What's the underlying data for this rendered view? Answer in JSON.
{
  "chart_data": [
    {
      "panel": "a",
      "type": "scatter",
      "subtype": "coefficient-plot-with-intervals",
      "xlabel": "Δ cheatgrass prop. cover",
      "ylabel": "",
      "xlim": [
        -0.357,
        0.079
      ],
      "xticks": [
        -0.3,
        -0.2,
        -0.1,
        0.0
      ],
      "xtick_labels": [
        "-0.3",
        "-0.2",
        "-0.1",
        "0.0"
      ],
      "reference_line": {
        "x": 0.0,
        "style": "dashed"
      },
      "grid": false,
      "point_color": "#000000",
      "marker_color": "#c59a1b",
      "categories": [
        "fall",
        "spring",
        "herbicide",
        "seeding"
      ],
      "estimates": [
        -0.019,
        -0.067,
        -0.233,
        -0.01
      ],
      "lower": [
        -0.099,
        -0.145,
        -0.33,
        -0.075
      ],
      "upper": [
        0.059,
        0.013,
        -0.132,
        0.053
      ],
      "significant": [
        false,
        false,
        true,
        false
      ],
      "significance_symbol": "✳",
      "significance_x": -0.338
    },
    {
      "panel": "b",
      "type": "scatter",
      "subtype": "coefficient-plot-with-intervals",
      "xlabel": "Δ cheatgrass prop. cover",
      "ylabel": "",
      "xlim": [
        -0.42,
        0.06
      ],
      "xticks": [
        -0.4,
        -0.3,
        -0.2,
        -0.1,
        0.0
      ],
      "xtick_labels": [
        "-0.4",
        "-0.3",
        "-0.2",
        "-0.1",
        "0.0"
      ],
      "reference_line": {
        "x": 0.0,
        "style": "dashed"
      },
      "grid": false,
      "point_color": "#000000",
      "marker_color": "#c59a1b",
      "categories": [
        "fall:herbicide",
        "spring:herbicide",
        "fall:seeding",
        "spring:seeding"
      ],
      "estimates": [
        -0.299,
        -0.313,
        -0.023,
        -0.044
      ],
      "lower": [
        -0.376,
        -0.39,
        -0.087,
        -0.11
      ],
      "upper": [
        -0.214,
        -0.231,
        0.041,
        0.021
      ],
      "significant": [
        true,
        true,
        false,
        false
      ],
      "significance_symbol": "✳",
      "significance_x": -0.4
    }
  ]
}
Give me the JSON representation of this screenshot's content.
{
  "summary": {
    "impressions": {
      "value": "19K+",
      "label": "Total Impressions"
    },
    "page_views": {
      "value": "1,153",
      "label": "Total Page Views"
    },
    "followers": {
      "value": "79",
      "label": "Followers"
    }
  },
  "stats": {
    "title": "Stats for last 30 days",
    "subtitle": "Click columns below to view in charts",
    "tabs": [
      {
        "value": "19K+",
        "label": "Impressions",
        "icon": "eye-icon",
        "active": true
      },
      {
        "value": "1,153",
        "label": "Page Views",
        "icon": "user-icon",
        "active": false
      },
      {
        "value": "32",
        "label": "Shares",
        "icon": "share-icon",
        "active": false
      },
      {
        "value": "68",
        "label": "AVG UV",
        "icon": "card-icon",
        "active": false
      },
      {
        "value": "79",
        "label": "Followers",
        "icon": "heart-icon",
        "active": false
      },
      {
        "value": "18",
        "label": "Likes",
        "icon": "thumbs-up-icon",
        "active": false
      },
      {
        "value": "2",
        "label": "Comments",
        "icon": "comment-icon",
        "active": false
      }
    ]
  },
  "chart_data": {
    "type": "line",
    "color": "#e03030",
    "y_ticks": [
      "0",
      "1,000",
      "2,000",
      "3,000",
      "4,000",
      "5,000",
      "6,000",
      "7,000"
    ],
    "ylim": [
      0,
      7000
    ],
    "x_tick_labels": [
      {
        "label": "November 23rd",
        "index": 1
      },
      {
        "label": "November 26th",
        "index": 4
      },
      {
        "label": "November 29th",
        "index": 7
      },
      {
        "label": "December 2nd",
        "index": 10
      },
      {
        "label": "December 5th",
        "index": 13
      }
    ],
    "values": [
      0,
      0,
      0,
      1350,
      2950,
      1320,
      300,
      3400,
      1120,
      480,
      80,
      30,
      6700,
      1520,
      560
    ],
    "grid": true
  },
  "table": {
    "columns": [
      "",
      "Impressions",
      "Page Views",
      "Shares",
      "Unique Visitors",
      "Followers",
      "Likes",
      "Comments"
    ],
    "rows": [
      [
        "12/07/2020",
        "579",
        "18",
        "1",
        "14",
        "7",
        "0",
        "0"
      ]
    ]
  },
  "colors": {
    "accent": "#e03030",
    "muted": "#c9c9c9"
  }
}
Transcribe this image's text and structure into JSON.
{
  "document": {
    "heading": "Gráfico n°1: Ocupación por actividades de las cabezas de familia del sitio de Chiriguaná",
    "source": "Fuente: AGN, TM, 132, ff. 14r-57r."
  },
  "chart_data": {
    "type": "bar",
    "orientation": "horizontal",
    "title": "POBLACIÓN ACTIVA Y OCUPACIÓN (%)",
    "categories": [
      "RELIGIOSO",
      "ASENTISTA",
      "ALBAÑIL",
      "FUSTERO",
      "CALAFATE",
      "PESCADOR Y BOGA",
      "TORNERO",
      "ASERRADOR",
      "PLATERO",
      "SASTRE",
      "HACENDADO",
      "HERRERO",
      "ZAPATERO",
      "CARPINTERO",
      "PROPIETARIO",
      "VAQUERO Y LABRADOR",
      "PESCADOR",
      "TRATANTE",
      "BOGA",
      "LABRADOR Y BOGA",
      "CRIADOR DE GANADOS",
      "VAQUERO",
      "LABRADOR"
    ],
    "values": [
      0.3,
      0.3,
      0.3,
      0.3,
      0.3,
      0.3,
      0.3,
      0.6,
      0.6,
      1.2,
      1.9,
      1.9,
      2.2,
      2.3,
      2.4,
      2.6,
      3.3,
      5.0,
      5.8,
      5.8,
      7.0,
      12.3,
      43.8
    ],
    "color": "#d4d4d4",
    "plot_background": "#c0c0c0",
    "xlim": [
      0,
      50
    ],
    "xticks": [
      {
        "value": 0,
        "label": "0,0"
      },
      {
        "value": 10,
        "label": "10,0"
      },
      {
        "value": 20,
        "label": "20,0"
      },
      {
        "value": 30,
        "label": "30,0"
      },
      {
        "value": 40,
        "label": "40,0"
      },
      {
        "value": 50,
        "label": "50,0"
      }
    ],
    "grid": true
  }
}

——————————

From the listing above, extract every line exactly as it stands.

What's the underlying data for this rendered view? Answer in JSON.
{
  "chart_data": [
    {
      "panel": "a",
      "type": "scatter",
      "subtype": "coefficient-plot-with-intervals",
      "xlabel": "Δ cheatgrass prop. cover",
      "ylabel": "",
      "xlim": [
        -0.357,
        0.079
      ],
      "xticks": [
        -0.3,
        -0.2,
        -0.1,
        0.0
      ],
      "xtick_labels": [
        "-0.3",
        "-0.2",
        "-0.1",
        "0.0"
      ],
      "reference_line": {
        "x": 0.0,
        "style": "dashed"
      },
      "grid": false,
      "point_color": "#000000",
      "marker_color": "#c59a1b",
      "categories": [
        "fall",
        "spring",
        "herbicide",
        "seeding"
      ],
      "estimates": [
        -0.019,
        -0.067,
        -0.233,
        -0.01
      ],
      "lower": [
        -0.099,
        -0.145,
        -0.33,
        -0.075
      ],
      "upper": [
        0.059,
        0.013,
        -0.132,
        0.053
      ],
      "significant": [
        false,
        false,
        true,
        false
      ],
      "significance_symbol": "✳",
      "significance_x": -0.338
    },
    {
      "panel": "b",
      "type": "scatter",
      "subtype": "coefficient-plot-with-intervals",
      "xlabel": "Δ cheatgrass prop. cover",
      "ylabel": "",
      "xlim": [
        -0.42,
        0.06
      ],
      "xticks": [
        -0.4,
        -0.3,
        -0.2,
        -0.1,
        0.0
      ],
      "xtick_labels": [
        "-0.4",
        "-0.3",
        "-0.2",
        "-0.1",
        "0.0"
      ],
      "reference_line": {
        "x": 0.0,
        "style": "dashed"
      },
      "grid": false,
      "point_color": "#000000",
      "marker_color": "#c59a1b",
      "categories": [
        "fall:herbicide",
        "spring:herbicide",
        "fall:seeding",
        "spring:seeding"
      ],
      "estimates": [
        -0.299,
        -0.313,
        -0.023,
        -0.044
      ],
      "lower": [
        -0.376,
        -0.39,
        -0.087,
        -0.11
      ],
      "upper": [
        -0.214,
        -0.231,
        0.041,
        0.021
      ],
      "significant": [
        true,
        true,
        false,
        false
      ],
      "significance_symbol": "✳",
      "significance_x": -0.4
    }
  ]
}
Give me the JSON representation of this screenshot's content.
{
  "summary": {
    "impressions": {
      "value": "19K+",
      "label": "Total Impressions"
    },
    "page_views": {
      "value": "1,153",
      "label": "Total Page Views"
    },
    "followers": {
      "value": "79",
      "label": "Followers"
    }
  },
  "stats": {
    "title": "Stats for last 30 days",
    "subtitle": "Click columns below to view in charts",
    "tabs": [
      {
        "value": "19K+",
        "label": "Impressions",
        "icon": "eye-icon",
        "active": true
      },
      {
        "value": "1,153",
        "label": "Page Views",
        "icon": "user-icon",
        "active": false
      },
      {
        "value": "32",
        "label": "Shares",
        "icon": "share-icon",
        "active": false
      },
      {
        "value": "68",
        "label": "AVG UV",
        "icon": "card-icon",
        "active": false
      },
      {
        "value": "79",
        "label": "Followers",
        "icon": "heart-icon",
        "active": false
      },
      {
        "value": "18",
        "label": "Likes",
        "icon": "thumbs-up-icon",
        "active": false
      },
      {
        "value": "2",
        "label": "Comments",
        "icon": "comment-icon",
        "active": false
      }
    ]
  },
  "chart_data": {
    "type": "line",
    "color": "#e03030",
    "y_ticks": [
      "0",
      "1,000",
      "2,000",
      "3,000",
      "4,000",
      "5,000",
      "6,000",
      "7,000"
    ],
    "ylim": [
      0,
      7000
    ],
    "x_tick_labels": [
      {
        "label": "November 23rd",
        "index": 1
      },
      {
        "label": "November 26th",
        "index": 4
      },
      {
        "label": "November 29th",
        "index": 7
      },
      {
        "label": "December 2nd",
        "index": 10
      },
      {
        "label": "December 5th",
        "index": 13
      }
    ],
    "values": [
      0,
      0,
      0,
      1350,
      2950,
      1320,
      300,
      3400,
      1120,
      480,
      80,
      30,
      6700,
      1520,
      560
    ],
    "grid": true
  },
  "table": {
    "columns": [
      "",
      "Impressions",
      "Page Views",
      "Shares",
      "Unique Visitors",
      "Followers",
      "Likes",
      "Comments"
    ],
    "rows": [
      [
        "12/07/2020",
        "579",
        "18",
        "1",
        "14",
        "7",
        "0",
        "0"
      ]
    ]
  },
  "colors": {
    "accent": "#e03030",
    "muted": "#c9c9c9"
  }
}
Transcribe this image's text and structure into JSON.
{
  "document": {
    "heading": "Gráfico n°1: Ocupación por actividades de las cabezas de familia del sitio de Chiriguaná",
    "source": "Fuente: AGN, TM, 132, ff. 14r-57r."
  },
  "chart_data": {
    "type": "bar",
    "orientation": "horizontal",
    "title": "POBLACIÓN ACTIVA Y OCUPACIÓN (%)",
    "categories": [
      "RELIGIOSO",
      "ASENTISTA",
      "ALBAÑIL",
      "FUSTERO",
      "CALAFATE",
      "PESCADOR Y BOGA",
      "TORNERO",
      "ASERRADOR",
      "PLATERO",
      "SASTRE",
      "HACENDADO",
      "HERRERO",
      "ZAPATERO",
      "CARPINTERO",
      "PROPIETARIO",
      "VAQUERO Y LABRADOR",
      "PESCADOR",
      "TRATANTE",
      "BOGA",
      "LABRADOR Y BOGA",
      "CRIADOR DE GANADOS",
      "VAQUERO",
      "LABRADOR"
    ],
    "values": [
      0.3,
      0.3,
      0.3,
      0.3,
      0.3,
      0.3,
      0.3,
      0.6,
      0.6,
      1.2,
      1.9,
      1.9,
      2.2,
      2.3,
      2.4,
      2.6,
      3.3,
      5.0,
      5.8,
      5.8,
      7.0,
      12.3,
      43.8
    ],
    "color": "#d4d4d4",
    "plot_background": "#c0c0c0",
    "xlim": [
      0,
      50
    ],
    "xticks": [
      {
        "value": 0,
        "label": "0,0"
      },
      {
        "value": 10,
        "label": "10,0"
      },
      {
        "value": 20,
        "label": "20,0"
      },
      {
        "value": 30,
        "label": "30,0"
      },
      {
        "value": 40,
        "label": "40,0"
      },
      {
        "value": 50,
        "label": "50,0"
      }
    ],
    "grid": true
  }
}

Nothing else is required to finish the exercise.